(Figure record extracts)
>> BEGIN

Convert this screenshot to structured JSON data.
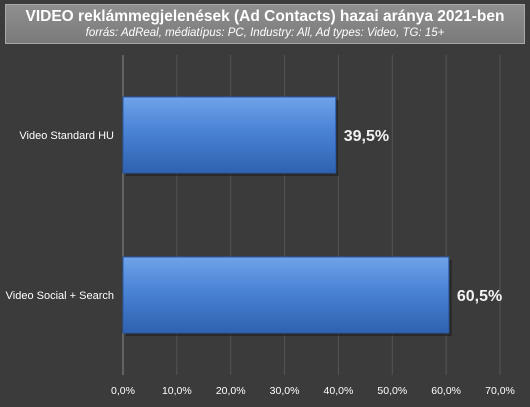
{
  "chart_data": {
    "type": "bar",
    "orientation": "horizontal",
    "title": "VIDEO reklámmegjelenések (Ad Contacts) hazai aránya 2021-ben",
    "subtitle": "forrás: AdReal, médiatípus: PC, Industry: All, Ad types: Video, TG: 15+",
    "categories": [
      "Video Standard HU",
      "Video Social + Search"
    ],
    "values": [
      39.5,
      60.5
    ],
    "data_labels": [
      "39,5%",
      "60,5%"
    ],
    "xlim": [
      0,
      70
    ],
    "x_ticks": [
      "0,0%",
      "10,0%",
      "20,0%",
      "30,0%",
      "40,0%",
      "50,0%",
      "60,0%",
      "70,0%"
    ],
    "grid": true,
    "legend": "none",
    "colors": {
      "background": "#3b3b3b",
      "bar": "#4a82d4",
      "bar_light": "#6fa3ea",
      "bar_dark": "#2f62b0",
      "grid": "#555555",
      "text": "#ffffff"
    }
  }
}
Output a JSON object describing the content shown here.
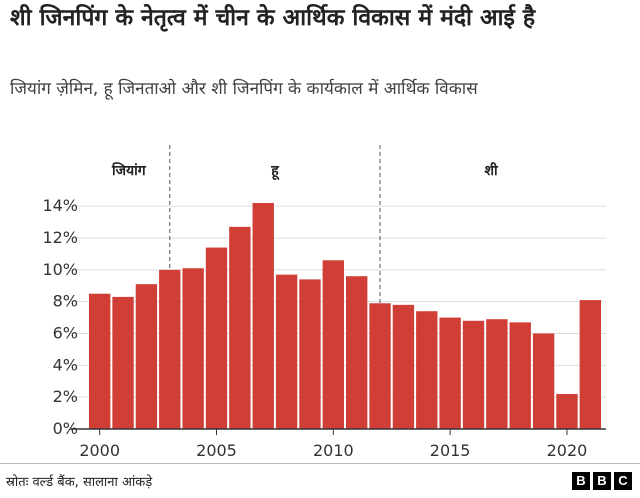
{
  "title": "शी जिनपिंग के नेतृत्व में चीन के आर्थिक विकास में मंदी आई है",
  "subtitle": "जियांग ज़ेमिन, हू जिनताओ और शी जिनपिंग के कार्यकाल में आर्थिक विकास",
  "source": "स्रोतः वर्ल्ड बैंक, सालाना आंकड़े",
  "logo": [
    "B",
    "B",
    "C"
  ],
  "colors": {
    "bar": "#d13e36",
    "axis": "#333333",
    "grid": "#dddddd"
  },
  "chart_data": {
    "type": "bar",
    "x": [
      2000,
      2001,
      2002,
      2003,
      2004,
      2005,
      2006,
      2007,
      2008,
      2009,
      2010,
      2011,
      2012,
      2013,
      2014,
      2015,
      2016,
      2017,
      2018,
      2019,
      2020,
      2021
    ],
    "values": [
      8.5,
      8.3,
      9.1,
      10.0,
      10.1,
      11.4,
      12.7,
      14.2,
      9.7,
      9.4,
      10.6,
      9.6,
      7.9,
      7.8,
      7.4,
      7.0,
      6.8,
      6.9,
      6.7,
      6.0,
      2.2,
      8.1
    ],
    "y_ticks": [
      "0%",
      "2%",
      "4%",
      "6%",
      "8%",
      "10%",
      "12%",
      "14%"
    ],
    "ylim": [
      0,
      14.2
    ],
    "x_ticks": [
      "2000",
      "2005",
      "2010",
      "2015",
      "2020"
    ],
    "grid": true,
    "eras": [
      {
        "label": "जियांग",
        "start": 2000,
        "end": 2003
      },
      {
        "label": "हू",
        "start": 2003,
        "end": 2012
      },
      {
        "label": "शी",
        "start": 2012,
        "end": 2021
      }
    ]
  }
}
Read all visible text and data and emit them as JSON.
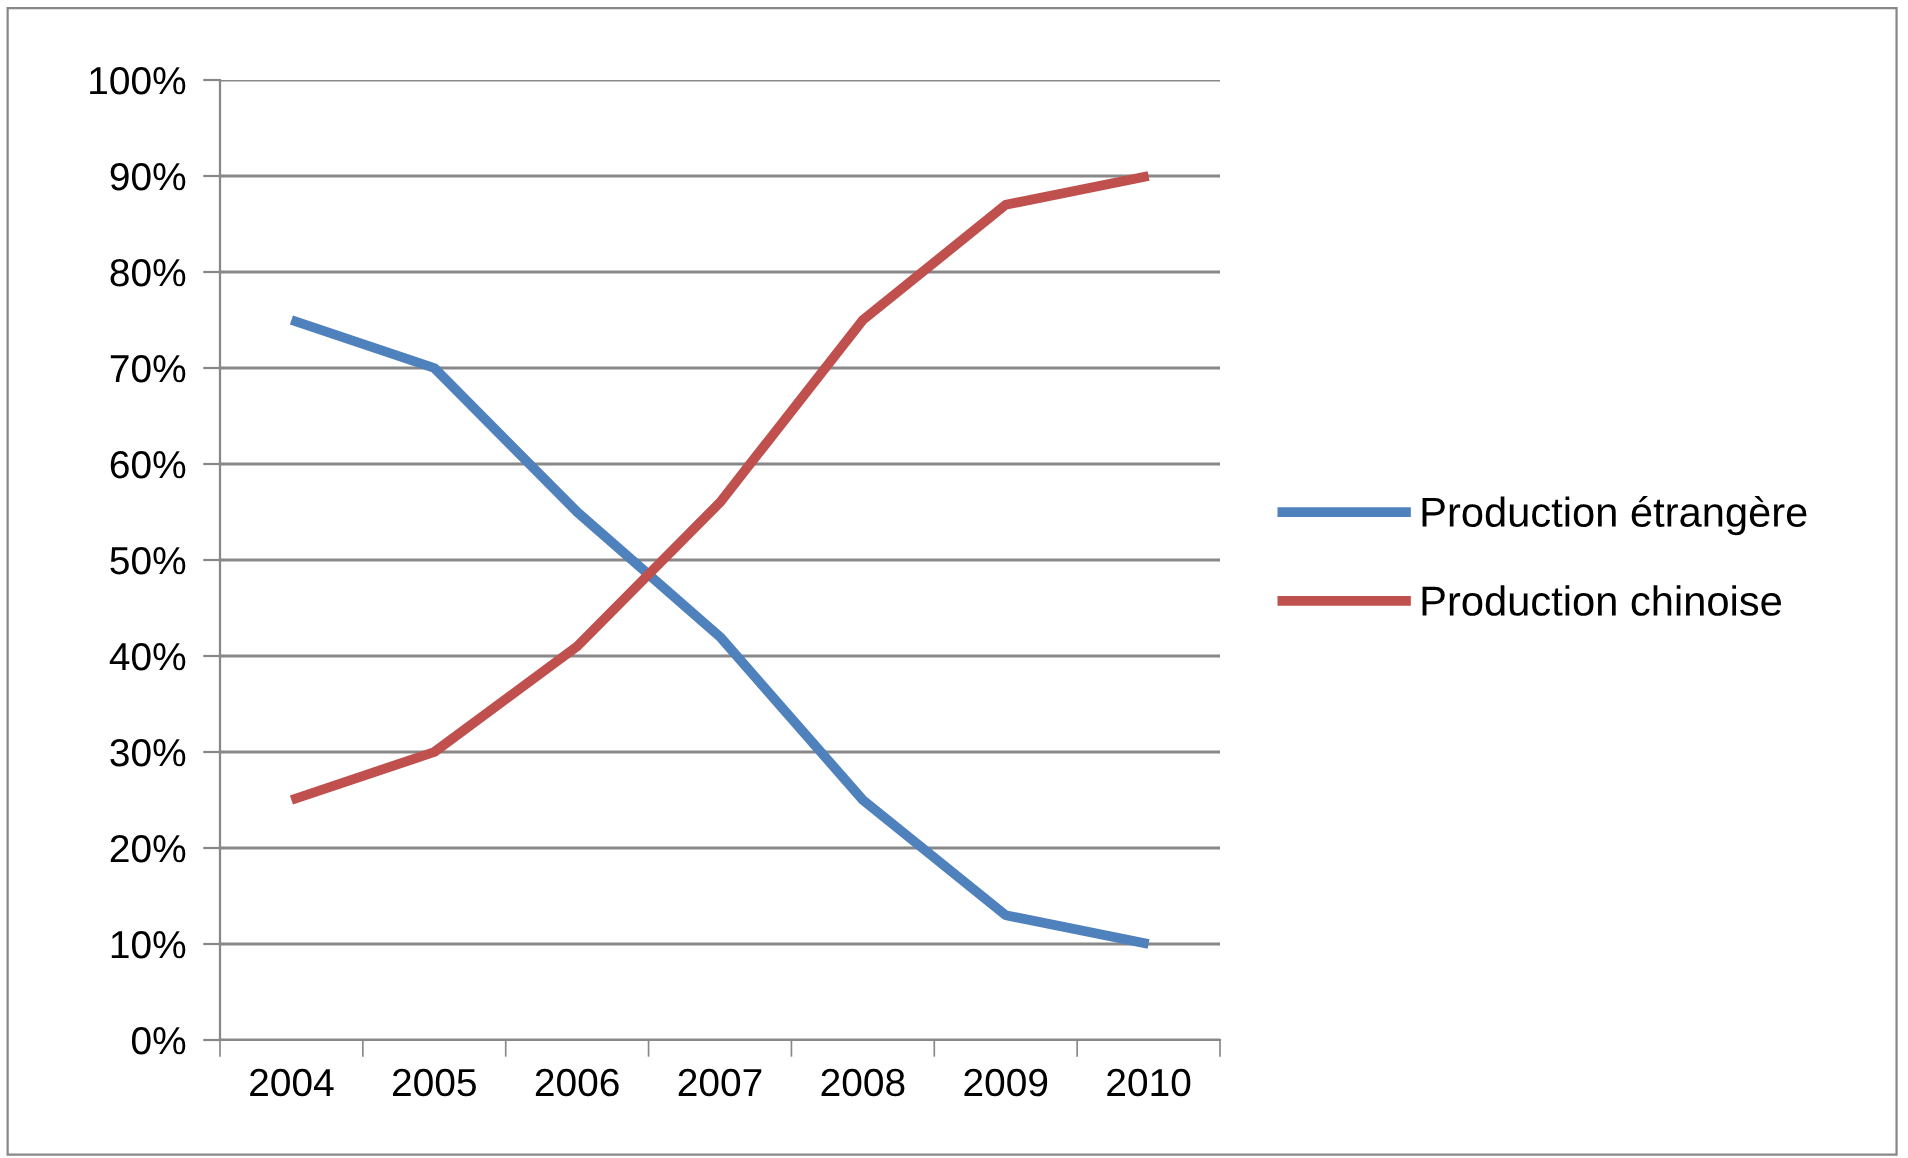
{
  "chart_data": {
    "type": "line",
    "categories": [
      "2004",
      "2005",
      "2006",
      "2007",
      "2008",
      "2009",
      "2010"
    ],
    "series": [
      {
        "name": "Production étrangère",
        "color": "#4f81bd",
        "values": [
          75,
          70,
          55,
          42,
          25,
          13,
          10
        ]
      },
      {
        "name": "Production chinoise",
        "color": "#c0504d",
        "values": [
          25,
          30,
          41,
          56,
          75,
          87,
          90
        ]
      }
    ],
    "ylim": [
      0,
      100
    ],
    "yticks": [
      {
        "value": 0,
        "label": "0%"
      },
      {
        "value": 10,
        "label": "10%"
      },
      {
        "value": 20,
        "label": "20%"
      },
      {
        "value": 30,
        "label": "30%"
      },
      {
        "value": 40,
        "label": "40%"
      },
      {
        "value": 50,
        "label": "50%"
      },
      {
        "value": 60,
        "label": "60%"
      },
      {
        "value": 70,
        "label": "70%"
      },
      {
        "value": 80,
        "label": "80%"
      },
      {
        "value": 90,
        "label": "90%"
      },
      {
        "value": 100,
        "label": "100%"
      }
    ],
    "grid": "y",
    "legend": "right",
    "marker": "none",
    "line_style": "solid"
  }
}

>> END

Copy the material shown above in full and exactly. Skip the pictures.

» **Finished answer**:
Convert this screenshot to structured JSON data.
{
  "chart_data": {
    "type": "bar",
    "orientation": "horizontal",
    "title": "VIDEO reklámmegjelenések (Ad Contacts) hazai aránya 2021-ben",
    "subtitle": "forrás: AdReal, médiatípus: PC, Industry: All, Ad types: Video, TG: 15+",
    "categories": [
      "Video Standard HU",
      "Video Social + Search"
    ],
    "values": [
      39.5,
      60.5
    ],
    "data_labels": [
      "39,5%",
      "60,5%"
    ],
    "xlim": [
      0,
      70
    ],
    "x_ticks": [
      "0,0%",
      "10,0%",
      "20,0%",
      "30,0%",
      "40,0%",
      "50,0%",
      "60,0%",
      "70,0%"
    ],
    "grid": true,
    "legend": "none",
    "colors": {
      "background": "#3b3b3b",
      "bar": "#4a82d4",
      "bar_light": "#6fa3ea",
      "bar_dark": "#2f62b0",
      "grid": "#555555",
      "text": "#ffffff"
    }
  }
}
Output a JSON object describing the content shown here.
{
  "title": "शी जिनपिंग के नेतृत्व में चीन के आर्थिक विकास में मंदी आई है",
  "subtitle": "जियांग ज़ेमिन, हू जिनताओ और शी जिनपिंग के कार्यकाल में आर्थिक विकास",
  "source": "स्रोतः वर्ल्ड बैंक, सालाना आंकड़े",
  "logo": [
    "B",
    "B",
    "C"
  ],
  "colors": {
    "bar": "#d13e36",
    "axis": "#333333",
    "grid": "#dddddd"
  },
  "chart_data": {
    "type": "bar",
    "x": [
      2000,
      2001,
      2002,
      2003,
      2004,
      2005,
      2006,
      2007,
      2008,
      2009,
      2010,
      2011,
      2012,
      2013,
      2014,
      2015,
      2016,
      2017,
      2018,
      2019,
      2020,
      2021
    ],
    "values": [
      8.5,
      8.3,
      9.1,
      10.0,
      10.1,
      11.4,
      12.7,
      14.2,
      9.7,
      9.4,
      10.6,
      9.6,
      7.9,
      7.8,
      7.4,
      7.0,
      6.8,
      6.9,
      6.7,
      6.0,
      2.2,
      8.1
    ],
    "y_ticks": [
      "0%",
      "2%",
      "4%",
      "6%",
      "8%",
      "10%",
      "12%",
      "14%"
    ],
    "ylim": [
      0,
      14.2
    ],
    "x_ticks": [
      "2000",
      "2005",
      "2010",
      "2015",
      "2020"
    ],
    "grid": true,
    "eras": [
      {
        "label": "जियांग",
        "start": 2000,
        "end": 2003
      },
      {
        "label": "हू",
        "start": 2003,
        "end": 2012
      },
      {
        "label": "शी",
        "start": 2012,
        "end": 2021
      }
    ]
  }
}
Read all visible text and data and emit them as JSON.
{
  "chart_data": {
    "type": "line",
    "categories": [
      "2004",
      "2005",
      "2006",
      "2007",
      "2008",
      "2009",
      "2010"
    ],
    "series": [
      {
        "name": "Production étrangère",
        "color": "#4f81bd",
        "values": [
          75,
          70,
          55,
          42,
          25,
          13,
          10
        ]
      },
      {
        "name": "Production chinoise",
        "color": "#c0504d",
        "values": [
          25,
          30,
          41,
          56,
          75,
          87,
          90
        ]
      }
    ],
    "ylim": [
      0,
      100
    ],
    "yticks": [
      {
        "value": 0,
        "label": "0%"
      },
      {
        "value": 10,
        "label": "10%"
      },
      {
        "value": 20,
        "label": "20%"
      },
      {
        "value": 30,
        "label": "30%"
      },
      {
        "value": 40,
        "label": "40%"
      },
      {
        "value": 50,
        "label": "50%"
      },
      {
        "value": 60,
        "label": "60%"
      },
      {
        "value": 70,
        "label": "70%"
      },
      {
        "value": 80,
        "label": "80%"
      },
      {
        "value": 90,
        "label": "90%"
      },
      {
        "value": 100,
        "label": "100%"
      }
    ],
    "grid": "y",
    "legend": "right",
    "marker": "none",
    "line_style": "solid"
  }
}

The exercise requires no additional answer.